[Records contained in a dataset]
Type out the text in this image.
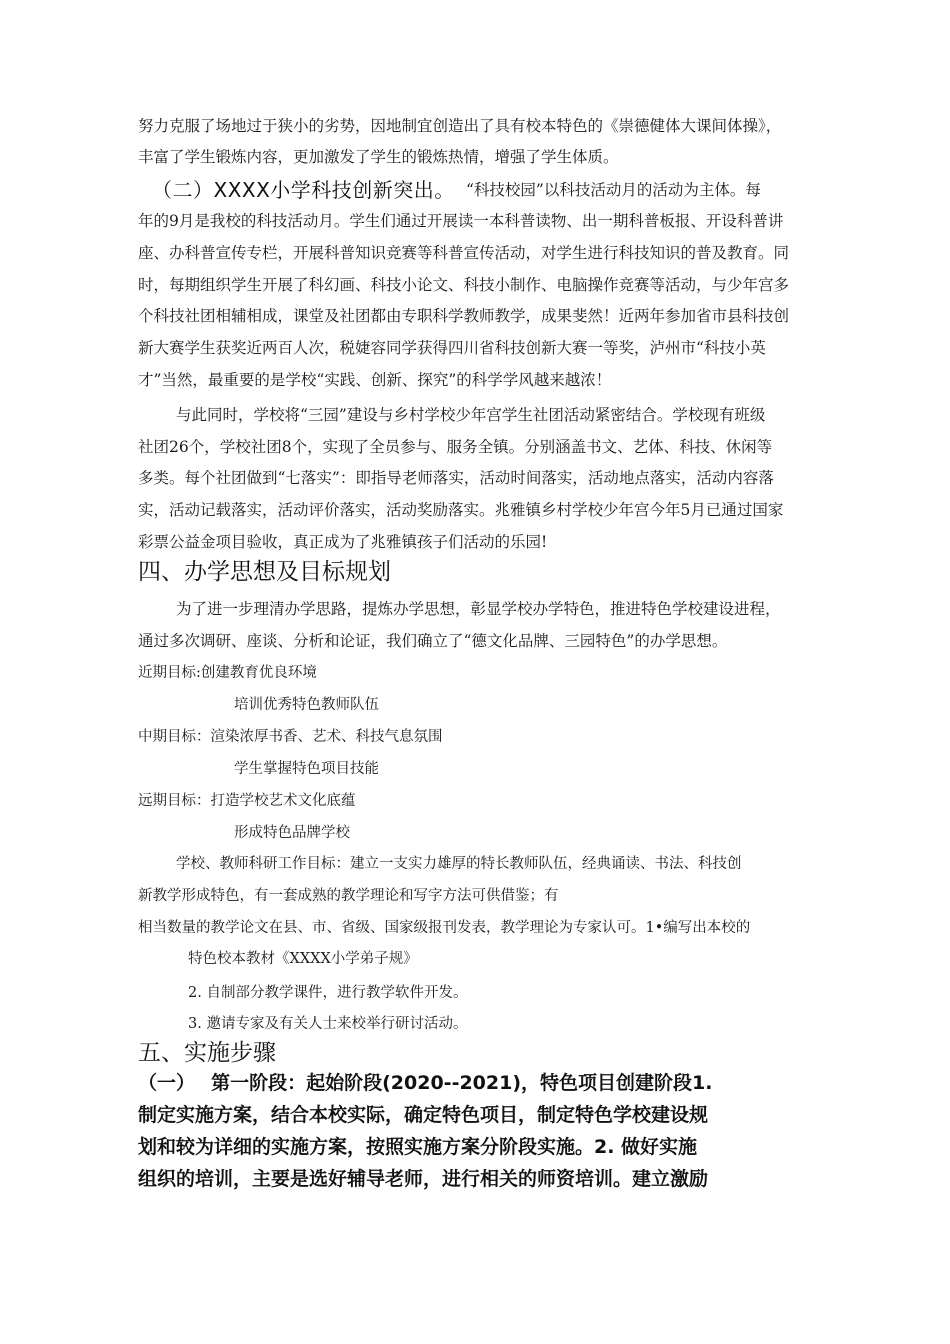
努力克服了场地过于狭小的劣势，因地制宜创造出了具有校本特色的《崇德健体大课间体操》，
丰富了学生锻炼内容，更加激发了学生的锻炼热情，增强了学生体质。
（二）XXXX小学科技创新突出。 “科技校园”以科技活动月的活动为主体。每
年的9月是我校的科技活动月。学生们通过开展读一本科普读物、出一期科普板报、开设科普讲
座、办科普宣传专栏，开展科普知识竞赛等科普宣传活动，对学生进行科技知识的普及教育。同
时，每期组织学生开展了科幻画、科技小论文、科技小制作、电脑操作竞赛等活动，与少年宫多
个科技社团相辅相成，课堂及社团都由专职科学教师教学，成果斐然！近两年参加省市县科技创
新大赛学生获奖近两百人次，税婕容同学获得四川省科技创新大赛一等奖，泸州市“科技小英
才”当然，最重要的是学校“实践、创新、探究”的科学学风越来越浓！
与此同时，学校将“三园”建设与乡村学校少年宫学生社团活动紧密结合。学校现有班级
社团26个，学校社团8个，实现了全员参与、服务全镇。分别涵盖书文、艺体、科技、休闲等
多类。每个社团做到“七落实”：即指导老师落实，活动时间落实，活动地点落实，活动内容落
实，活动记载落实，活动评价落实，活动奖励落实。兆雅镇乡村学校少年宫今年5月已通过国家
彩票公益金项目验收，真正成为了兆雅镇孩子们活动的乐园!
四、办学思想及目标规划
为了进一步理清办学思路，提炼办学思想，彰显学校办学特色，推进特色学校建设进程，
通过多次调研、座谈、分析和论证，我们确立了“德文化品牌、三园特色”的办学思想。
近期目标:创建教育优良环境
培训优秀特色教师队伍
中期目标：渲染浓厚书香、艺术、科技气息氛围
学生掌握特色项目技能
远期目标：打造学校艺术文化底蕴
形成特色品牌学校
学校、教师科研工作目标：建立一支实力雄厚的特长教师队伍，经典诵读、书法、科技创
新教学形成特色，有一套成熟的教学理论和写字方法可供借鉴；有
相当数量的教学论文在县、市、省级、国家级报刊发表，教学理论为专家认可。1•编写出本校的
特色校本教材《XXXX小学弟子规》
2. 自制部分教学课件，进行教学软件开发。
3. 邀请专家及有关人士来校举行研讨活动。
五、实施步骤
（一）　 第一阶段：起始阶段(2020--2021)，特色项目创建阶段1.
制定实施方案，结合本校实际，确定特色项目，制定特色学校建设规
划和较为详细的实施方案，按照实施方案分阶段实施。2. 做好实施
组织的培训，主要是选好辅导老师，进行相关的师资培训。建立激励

• [WHAT YOU NEED TO DO]
Transcribe each entry above exactly, apart from the pictures.

• [RESULT OF THE TASK]
Type out the text in this image.
努力克服了场地过于狭小的劣势，因地制宜创造出了具有校本特色的《崇德健体大课间体操》，
丰富了学生锻炼内容，更加激发了学生的锻炼热情，增强了学生体质。
（二）XXXX小学科技创新突出。 “科技校园”以科技活动月的活动为主体。每
年的9月是我校的科技活动月。学生们通过开展读一本科普读物、出一期科普板报、开设科普讲
座、办科普宣传专栏，开展科普知识竞赛等科普宣传活动，对学生进行科技知识的普及教育。同
时，每期组织学生开展了科幻画、科技小论文、科技小制作、电脑操作竞赛等活动，与少年宫多
个科技社团相辅相成，课堂及社团都由专职科学教师教学，成果斐然！近两年参加省市县科技创
新大赛学生获奖近两百人次，税婕容同学获得四川省科技创新大赛一等奖，泸州市“科技小英
才”当然，最重要的是学校“实践、创新、探究”的科学学风越来越浓！
与此同时，学校将“三园”建设与乡村学校少年宫学生社团活动紧密结合。学校现有班级
社团26个，学校社团8个，实现了全员参与、服务全镇。分别涵盖书文、艺体、科技、休闲等
多类。每个社团做到“七落实”：即指导老师落实，活动时间落实，活动地点落实，活动内容落
实，活动记载落实，活动评价落实，活动奖励落实。兆雅镇乡村学校少年宫今年5月已通过国家
彩票公益金项目验收，真正成为了兆雅镇孩子们活动的乐园!
四、办学思想及目标规划
为了进一步理清办学思路，提炼办学思想，彰显学校办学特色，推进特色学校建设进程，
通过多次调研、座谈、分析和论证，我们确立了“德文化品牌、三园特色”的办学思想。
近期目标:创建教育优良环境
培训优秀特色教师队伍
中期目标：渲染浓厚书香、艺术、科技气息氛围
学生掌握特色项目技能
远期目标：打造学校艺术文化底蕴
形成特色品牌学校
学校、教师科研工作目标：建立一支实力雄厚的特长教师队伍，经典诵读、书法、科技创
新教学形成特色，有一套成熟的教学理论和写字方法可供借鉴；有
相当数量的教学论文在县、市、省级、国家级报刊发表，教学理论为专家认可。1•编写出本校的
特色校本教材《XXXX小学弟子规》
2. 自制部分教学课件，进行教学软件开发。
3. 邀请专家及有关人士来校举行研讨活动。
五、实施步骤
（一）　 第一阶段：起始阶段(2020--2021)，特色项目创建阶段1.
制定实施方案，结合本校实际，确定特色项目，制定特色学校建设规
划和较为详细的实施方案，按照实施方案分阶段实施。2. 做好实施
组织的培训，主要是选好辅导老师，进行相关的师资培训。建立激励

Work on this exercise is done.